» **Aim of the task**: Send back the records in full, character for character.

» **Entries**:
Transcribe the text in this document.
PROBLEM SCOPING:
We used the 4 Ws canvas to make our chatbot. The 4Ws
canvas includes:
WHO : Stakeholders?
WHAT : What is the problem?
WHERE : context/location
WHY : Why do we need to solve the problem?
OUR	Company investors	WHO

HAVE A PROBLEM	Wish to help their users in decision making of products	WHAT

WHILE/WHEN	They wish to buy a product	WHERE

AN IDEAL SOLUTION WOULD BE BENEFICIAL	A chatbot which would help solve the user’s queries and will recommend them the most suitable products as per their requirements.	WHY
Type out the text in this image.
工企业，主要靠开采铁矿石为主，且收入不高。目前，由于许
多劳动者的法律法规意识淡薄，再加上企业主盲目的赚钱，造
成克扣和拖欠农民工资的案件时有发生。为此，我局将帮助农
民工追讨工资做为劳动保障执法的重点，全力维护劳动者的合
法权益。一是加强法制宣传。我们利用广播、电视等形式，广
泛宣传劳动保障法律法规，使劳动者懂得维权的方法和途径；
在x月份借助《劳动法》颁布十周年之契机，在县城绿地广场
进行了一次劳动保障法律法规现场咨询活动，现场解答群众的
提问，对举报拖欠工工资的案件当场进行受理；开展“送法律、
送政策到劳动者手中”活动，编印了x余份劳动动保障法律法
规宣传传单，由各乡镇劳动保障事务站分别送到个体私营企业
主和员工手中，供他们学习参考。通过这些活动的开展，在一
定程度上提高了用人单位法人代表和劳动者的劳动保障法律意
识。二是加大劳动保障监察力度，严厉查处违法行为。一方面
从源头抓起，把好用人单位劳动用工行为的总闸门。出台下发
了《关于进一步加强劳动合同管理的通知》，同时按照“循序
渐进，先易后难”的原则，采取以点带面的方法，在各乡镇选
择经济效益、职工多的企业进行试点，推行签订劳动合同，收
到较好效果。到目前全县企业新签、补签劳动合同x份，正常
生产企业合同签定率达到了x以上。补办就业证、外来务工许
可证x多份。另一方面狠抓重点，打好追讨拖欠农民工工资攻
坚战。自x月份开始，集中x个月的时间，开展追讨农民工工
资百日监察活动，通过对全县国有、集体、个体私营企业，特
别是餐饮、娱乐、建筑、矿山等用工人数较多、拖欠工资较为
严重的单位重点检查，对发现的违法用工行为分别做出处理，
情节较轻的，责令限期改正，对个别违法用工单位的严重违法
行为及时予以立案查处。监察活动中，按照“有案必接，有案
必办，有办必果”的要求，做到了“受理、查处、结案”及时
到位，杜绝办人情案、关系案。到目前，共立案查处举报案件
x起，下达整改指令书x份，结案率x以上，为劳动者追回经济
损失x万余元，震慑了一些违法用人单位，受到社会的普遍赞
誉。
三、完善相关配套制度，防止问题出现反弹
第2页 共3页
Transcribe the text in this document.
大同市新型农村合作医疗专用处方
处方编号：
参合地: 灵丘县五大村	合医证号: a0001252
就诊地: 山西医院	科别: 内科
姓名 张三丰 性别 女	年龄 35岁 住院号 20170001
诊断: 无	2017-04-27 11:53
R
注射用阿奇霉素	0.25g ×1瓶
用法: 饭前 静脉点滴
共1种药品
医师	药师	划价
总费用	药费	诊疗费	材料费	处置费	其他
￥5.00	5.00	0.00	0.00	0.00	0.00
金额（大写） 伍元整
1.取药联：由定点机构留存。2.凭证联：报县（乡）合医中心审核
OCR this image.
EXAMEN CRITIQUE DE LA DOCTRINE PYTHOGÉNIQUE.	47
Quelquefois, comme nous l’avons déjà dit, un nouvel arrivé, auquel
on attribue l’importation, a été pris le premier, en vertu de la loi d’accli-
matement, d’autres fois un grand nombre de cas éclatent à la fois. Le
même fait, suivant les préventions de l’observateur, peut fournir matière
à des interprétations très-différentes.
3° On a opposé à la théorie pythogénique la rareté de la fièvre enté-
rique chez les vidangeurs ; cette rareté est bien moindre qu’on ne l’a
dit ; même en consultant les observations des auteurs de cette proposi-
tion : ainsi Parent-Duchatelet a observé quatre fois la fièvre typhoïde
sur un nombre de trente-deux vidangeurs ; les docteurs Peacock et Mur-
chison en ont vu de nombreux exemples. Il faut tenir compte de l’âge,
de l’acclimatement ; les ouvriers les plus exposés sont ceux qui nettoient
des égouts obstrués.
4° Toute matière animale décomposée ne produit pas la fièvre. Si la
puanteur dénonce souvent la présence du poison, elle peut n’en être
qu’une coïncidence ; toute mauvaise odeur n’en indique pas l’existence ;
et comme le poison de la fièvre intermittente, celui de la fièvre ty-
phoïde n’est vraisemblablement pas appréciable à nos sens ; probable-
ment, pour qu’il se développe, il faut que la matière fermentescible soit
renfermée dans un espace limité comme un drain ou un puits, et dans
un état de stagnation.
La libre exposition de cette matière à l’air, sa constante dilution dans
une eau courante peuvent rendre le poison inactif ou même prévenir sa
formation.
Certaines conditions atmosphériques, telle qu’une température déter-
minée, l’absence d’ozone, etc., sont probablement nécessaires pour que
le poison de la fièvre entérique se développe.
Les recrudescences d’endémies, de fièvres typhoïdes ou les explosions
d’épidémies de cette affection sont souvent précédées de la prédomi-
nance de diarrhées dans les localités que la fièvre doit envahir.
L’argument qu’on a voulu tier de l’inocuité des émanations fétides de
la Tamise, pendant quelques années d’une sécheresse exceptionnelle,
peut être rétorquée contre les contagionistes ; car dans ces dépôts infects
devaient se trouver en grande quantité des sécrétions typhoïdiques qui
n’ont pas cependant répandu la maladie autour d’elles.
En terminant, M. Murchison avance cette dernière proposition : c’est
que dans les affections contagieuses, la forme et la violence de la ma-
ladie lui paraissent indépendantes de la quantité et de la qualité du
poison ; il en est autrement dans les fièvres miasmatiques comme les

» **Answer for the task**:
Transcribe the text in this document.
PROBLEM SCOPING:
We used the 4 Ws canvas to make our chatbot. The 4Ws
canvas includes:
WHO : Stakeholders?
WHAT : What is the problem?
WHERE : context/location
WHY : Why do we need to solve the problem?
OUR	Company investors	WHO

HAVE A PROBLEM	Wish to help their users in decision making of products	WHAT

WHILE/WHEN	They wish to buy a product	WHERE

AN IDEAL SOLUTION WOULD BE BENEFICIAL	A chatbot which would help solve the user’s queries and will recommend them the most suitable products as per their requirements.	WHY
Type out the text in this image.
工企业，主要靠开采铁矿石为主，且收入不高。目前，由于许
多劳动者的法律法规意识淡薄，再加上企业主盲目的赚钱，造
成克扣和拖欠农民工资的案件时有发生。为此，我局将帮助农
民工追讨工资做为劳动保障执法的重点，全力维护劳动者的合
法权益。一是加强法制宣传。我们利用广播、电视等形式，广
泛宣传劳动保障法律法规，使劳动者懂得维权的方法和途径；
在x月份借助《劳动法》颁布十周年之契机，在县城绿地广场
进行了一次劳动保障法律法规现场咨询活动，现场解答群众的
提问，对举报拖欠工工资的案件当场进行受理；开展“送法律、
送政策到劳动者手中”活动，编印了x余份劳动动保障法律法
规宣传传单，由各乡镇劳动保障事务站分别送到个体私营企业
主和员工手中，供他们学习参考。通过这些活动的开展，在一
定程度上提高了用人单位法人代表和劳动者的劳动保障法律意
识。二是加大劳动保障监察力度，严厉查处违法行为。一方面
从源头抓起，把好用人单位劳动用工行为的总闸门。出台下发
了《关于进一步加强劳动合同管理的通知》，同时按照“循序
渐进，先易后难”的原则，采取以点带面的方法，在各乡镇选
择经济效益、职工多的企业进行试点，推行签订劳动合同，收
到较好效果。到目前全县企业新签、补签劳动合同x份，正常
生产企业合同签定率达到了x以上。补办就业证、外来务工许
可证x多份。另一方面狠抓重点，打好追讨拖欠农民工工资攻
坚战。自x月份开始，集中x个月的时间，开展追讨农民工工
资百日监察活动，通过对全县国有、集体、个体私营企业，特
别是餐饮、娱乐、建筑、矿山等用工人数较多、拖欠工资较为
严重的单位重点检查，对发现的违法用工行为分别做出处理，
情节较轻的，责令限期改正，对个别违法用工单位的严重违法
行为及时予以立案查处。监察活动中，按照“有案必接，有案
必办，有办必果”的要求，做到了“受理、查处、结案”及时
到位，杜绝办人情案、关系案。到目前，共立案查处举报案件
x起，下达整改指令书x份，结案率x以上，为劳动者追回经济
损失x万余元，震慑了一些违法用人单位，受到社会的普遍赞
誉。
三、完善相关配套制度，防止问题出现反弹
第2页 共3页
Transcribe the text in this document.
大同市新型农村合作医疗专用处方
处方编号：
参合地: 灵丘县五大村	合医证号: a0001252
就诊地: 山西医院	科别: 内科
姓名 张三丰 性别 女	年龄 35岁 住院号 20170001
诊断: 无	2017-04-27 11:53
R
注射用阿奇霉素	0.25g ×1瓶
用法: 饭前 静脉点滴
共1种药品
医师	药师	划价
总费用	药费	诊疗费	材料费	处置费	其他
￥5.00	5.00	0.00	0.00	0.00	0.00
金额（大写） 伍元整
1.取药联：由定点机构留存。2.凭证联：报县（乡）合医中心审核
OCR this image.
EXAMEN CRITIQUE DE LA DOCTRINE PYTHOGÉNIQUE.	47
Quelquefois, comme nous l’avons déjà dit, un nouvel arrivé, auquel
on attribue l’importation, a été pris le premier, en vertu de la loi d’accli-
matement, d’autres fois un grand nombre de cas éclatent à la fois. Le
même fait, suivant les préventions de l’observateur, peut fournir matière
à des interprétations très-différentes.
3° On a opposé à la théorie pythogénique la rareté de la fièvre enté-
rique chez les vidangeurs ; cette rareté est bien moindre qu’on ne l’a
dit ; même en consultant les observations des auteurs de cette proposi-
tion : ainsi Parent-Duchatelet a observé quatre fois la fièvre typhoïde
sur un nombre de trente-deux vidangeurs ; les docteurs Peacock et Mur-
chison en ont vu de nombreux exemples. Il faut tenir compte de l’âge,
de l’acclimatement ; les ouvriers les plus exposés sont ceux qui nettoient
des égouts obstrués.
4° Toute matière animale décomposée ne produit pas la fièvre. Si la
puanteur dénonce souvent la présence du poison, elle peut n’en être
qu’une coïncidence ; toute mauvaise odeur n’en indique pas l’existence ;
et comme le poison de la fièvre intermittente, celui de la fièvre ty-
phoïde n’est vraisemblablement pas appréciable à nos sens ; probable-
ment, pour qu’il se développe, il faut que la matière fermentescible soit
renfermée dans un espace limité comme un drain ou un puits, et dans
un état de stagnation.
La libre exposition de cette matière à l’air, sa constante dilution dans
une eau courante peuvent rendre le poison inactif ou même prévenir sa
formation.
Certaines conditions atmosphériques, telle qu’une température déter-
minée, l’absence d’ozone, etc., sont probablement nécessaires pour que
le poison de la fièvre entérique se développe.
Les recrudescences d’endémies, de fièvres typhoïdes ou les explosions
d’épidémies de cette affection sont souvent précédées de la prédomi-
nance de diarrhées dans les localités que la fièvre doit envahir.
L’argument qu’on a voulu tier de l’inocuité des émanations fétides de
la Tamise, pendant quelques années d’une sécheresse exceptionnelle,
peut être rétorquée contre les contagionistes ; car dans ces dépôts infects
devaient se trouver en grande quantité des sécrétions typhoïdiques qui
n’ont pas cependant répandu la maladie autour d’elles.
En terminant, M. Murchison avance cette dernière proposition : c’est
que dans les affections contagieuses, la forme et la violence de la ma-
ladie lui paraissent indépendantes de la quantité et de la qualité du
poison ; il en est autrement dans les fièvres miasmatiques comme les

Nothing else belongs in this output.